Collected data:
========

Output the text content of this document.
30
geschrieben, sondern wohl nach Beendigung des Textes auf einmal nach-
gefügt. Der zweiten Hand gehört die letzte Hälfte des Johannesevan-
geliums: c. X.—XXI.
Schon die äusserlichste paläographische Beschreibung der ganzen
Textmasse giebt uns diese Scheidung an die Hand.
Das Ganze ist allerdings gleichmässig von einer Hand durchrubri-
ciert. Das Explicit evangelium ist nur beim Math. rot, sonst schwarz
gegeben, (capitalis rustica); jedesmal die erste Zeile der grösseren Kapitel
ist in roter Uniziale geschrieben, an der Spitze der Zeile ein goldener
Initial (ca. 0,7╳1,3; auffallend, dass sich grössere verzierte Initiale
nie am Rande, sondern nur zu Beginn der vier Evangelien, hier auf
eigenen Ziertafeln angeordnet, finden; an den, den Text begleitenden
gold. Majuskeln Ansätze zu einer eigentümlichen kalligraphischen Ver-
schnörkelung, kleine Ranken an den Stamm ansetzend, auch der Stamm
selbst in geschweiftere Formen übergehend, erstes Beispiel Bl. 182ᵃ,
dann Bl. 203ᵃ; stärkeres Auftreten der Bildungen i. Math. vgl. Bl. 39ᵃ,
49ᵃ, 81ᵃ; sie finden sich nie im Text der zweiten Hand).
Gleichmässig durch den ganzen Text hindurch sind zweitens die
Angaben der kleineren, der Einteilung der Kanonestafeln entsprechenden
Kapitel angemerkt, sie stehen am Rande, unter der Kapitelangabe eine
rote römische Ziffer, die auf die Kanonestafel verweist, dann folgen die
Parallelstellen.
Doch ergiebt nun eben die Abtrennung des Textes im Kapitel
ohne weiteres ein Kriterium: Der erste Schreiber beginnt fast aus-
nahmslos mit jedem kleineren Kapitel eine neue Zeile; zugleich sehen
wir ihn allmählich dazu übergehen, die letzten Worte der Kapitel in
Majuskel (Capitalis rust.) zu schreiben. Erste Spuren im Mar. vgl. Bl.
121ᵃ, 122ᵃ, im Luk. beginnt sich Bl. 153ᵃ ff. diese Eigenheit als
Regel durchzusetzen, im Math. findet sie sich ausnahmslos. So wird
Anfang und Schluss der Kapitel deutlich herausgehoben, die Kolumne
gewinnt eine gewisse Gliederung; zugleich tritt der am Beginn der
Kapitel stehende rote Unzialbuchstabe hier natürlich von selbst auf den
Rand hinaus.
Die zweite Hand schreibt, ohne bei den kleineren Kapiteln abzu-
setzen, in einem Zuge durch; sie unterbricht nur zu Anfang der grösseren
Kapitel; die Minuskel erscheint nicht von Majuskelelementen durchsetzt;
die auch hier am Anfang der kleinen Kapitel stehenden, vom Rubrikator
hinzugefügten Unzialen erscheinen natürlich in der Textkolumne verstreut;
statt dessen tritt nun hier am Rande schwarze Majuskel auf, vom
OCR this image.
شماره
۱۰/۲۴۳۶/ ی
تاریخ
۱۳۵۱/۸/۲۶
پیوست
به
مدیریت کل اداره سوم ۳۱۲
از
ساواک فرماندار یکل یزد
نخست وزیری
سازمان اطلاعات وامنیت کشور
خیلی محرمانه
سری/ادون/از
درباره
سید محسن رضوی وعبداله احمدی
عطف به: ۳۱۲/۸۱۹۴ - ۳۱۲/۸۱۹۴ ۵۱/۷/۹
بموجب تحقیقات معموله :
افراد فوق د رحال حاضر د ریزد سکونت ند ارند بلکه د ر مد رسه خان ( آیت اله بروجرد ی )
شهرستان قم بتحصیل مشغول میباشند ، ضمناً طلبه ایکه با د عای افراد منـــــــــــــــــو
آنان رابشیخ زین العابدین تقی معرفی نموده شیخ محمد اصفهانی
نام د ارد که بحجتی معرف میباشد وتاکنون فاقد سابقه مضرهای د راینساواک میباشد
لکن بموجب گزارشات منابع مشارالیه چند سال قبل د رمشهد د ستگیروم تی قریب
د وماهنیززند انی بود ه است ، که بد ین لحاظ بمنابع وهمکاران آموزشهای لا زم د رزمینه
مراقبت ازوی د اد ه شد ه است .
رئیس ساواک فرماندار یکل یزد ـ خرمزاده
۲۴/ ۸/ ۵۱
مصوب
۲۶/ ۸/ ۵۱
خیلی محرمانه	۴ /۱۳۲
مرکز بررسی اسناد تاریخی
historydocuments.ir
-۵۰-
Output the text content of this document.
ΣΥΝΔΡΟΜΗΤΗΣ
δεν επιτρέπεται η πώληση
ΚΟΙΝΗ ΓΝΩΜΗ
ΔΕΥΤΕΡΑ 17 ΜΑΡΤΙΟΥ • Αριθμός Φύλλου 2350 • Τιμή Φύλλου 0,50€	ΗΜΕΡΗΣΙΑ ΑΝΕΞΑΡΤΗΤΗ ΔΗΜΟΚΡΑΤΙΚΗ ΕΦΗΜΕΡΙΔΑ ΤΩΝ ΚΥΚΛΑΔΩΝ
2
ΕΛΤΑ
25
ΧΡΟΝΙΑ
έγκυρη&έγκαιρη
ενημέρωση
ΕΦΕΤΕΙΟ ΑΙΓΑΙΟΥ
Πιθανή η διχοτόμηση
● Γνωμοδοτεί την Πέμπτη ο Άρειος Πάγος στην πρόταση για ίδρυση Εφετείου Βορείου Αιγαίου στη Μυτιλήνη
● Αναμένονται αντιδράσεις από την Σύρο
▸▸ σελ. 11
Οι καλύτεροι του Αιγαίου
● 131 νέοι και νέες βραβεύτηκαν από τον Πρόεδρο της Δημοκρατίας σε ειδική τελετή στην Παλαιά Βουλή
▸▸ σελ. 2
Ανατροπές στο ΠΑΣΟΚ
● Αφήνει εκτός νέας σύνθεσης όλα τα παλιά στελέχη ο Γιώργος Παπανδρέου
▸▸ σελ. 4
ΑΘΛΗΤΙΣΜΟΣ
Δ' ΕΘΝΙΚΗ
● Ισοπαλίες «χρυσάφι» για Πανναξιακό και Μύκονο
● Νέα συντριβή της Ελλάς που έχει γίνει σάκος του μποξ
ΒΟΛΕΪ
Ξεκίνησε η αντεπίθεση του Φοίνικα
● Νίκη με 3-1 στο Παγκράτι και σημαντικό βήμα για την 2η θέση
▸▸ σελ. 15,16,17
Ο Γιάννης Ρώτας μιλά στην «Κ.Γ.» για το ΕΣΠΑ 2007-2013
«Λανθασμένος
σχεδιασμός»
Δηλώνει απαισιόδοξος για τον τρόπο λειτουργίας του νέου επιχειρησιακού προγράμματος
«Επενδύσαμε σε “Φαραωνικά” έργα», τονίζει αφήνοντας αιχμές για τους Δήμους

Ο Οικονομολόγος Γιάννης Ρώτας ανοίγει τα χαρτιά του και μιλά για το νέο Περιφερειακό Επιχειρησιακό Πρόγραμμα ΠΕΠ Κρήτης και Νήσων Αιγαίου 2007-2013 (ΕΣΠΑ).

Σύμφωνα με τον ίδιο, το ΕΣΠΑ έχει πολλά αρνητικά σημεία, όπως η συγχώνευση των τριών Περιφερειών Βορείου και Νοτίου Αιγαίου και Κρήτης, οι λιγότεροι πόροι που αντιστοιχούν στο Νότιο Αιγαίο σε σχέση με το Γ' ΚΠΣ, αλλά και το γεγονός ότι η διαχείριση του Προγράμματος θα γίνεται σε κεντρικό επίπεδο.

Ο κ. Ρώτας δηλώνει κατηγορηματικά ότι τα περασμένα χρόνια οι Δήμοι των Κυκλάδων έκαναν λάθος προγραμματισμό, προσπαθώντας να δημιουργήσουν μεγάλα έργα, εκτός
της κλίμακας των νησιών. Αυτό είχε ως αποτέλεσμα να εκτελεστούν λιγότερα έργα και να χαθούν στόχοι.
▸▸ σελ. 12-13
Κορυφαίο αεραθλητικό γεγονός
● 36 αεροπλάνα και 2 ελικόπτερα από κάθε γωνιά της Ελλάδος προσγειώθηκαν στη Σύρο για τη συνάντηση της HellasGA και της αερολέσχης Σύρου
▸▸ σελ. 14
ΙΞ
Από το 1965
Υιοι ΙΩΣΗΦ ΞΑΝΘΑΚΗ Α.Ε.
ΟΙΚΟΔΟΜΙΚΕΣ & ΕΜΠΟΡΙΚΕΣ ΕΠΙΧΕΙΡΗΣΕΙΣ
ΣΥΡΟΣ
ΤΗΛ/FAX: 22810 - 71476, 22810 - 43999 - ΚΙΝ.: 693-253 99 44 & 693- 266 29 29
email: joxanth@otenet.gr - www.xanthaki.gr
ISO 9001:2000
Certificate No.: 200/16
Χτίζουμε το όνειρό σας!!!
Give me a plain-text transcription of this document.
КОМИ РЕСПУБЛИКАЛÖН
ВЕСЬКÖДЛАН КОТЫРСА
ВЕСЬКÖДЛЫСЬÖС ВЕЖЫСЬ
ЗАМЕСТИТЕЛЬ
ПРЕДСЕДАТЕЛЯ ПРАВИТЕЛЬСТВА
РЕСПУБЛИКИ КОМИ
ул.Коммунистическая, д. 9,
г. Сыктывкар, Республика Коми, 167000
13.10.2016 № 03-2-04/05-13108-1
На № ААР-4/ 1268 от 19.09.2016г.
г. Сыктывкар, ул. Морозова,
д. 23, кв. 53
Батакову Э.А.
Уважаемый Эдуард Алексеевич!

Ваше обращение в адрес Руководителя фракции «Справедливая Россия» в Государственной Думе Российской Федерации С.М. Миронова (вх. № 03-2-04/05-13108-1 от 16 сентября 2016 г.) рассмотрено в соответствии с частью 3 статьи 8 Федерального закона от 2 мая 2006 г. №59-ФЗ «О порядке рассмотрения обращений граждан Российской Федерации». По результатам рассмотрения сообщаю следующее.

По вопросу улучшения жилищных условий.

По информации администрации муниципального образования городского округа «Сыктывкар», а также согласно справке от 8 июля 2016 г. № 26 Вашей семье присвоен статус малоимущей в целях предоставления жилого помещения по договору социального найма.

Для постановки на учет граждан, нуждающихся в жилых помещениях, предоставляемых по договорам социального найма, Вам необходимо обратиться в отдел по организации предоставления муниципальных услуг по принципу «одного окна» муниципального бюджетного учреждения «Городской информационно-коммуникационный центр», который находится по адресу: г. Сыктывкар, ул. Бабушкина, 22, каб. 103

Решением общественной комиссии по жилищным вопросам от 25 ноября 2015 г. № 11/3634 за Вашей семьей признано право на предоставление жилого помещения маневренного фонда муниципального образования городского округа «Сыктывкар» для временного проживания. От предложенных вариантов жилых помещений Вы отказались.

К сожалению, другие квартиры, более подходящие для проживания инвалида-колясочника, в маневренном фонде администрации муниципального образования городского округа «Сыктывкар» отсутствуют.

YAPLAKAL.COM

========

Count the lines that hold the string "grösseren", and reply with that number alone.

2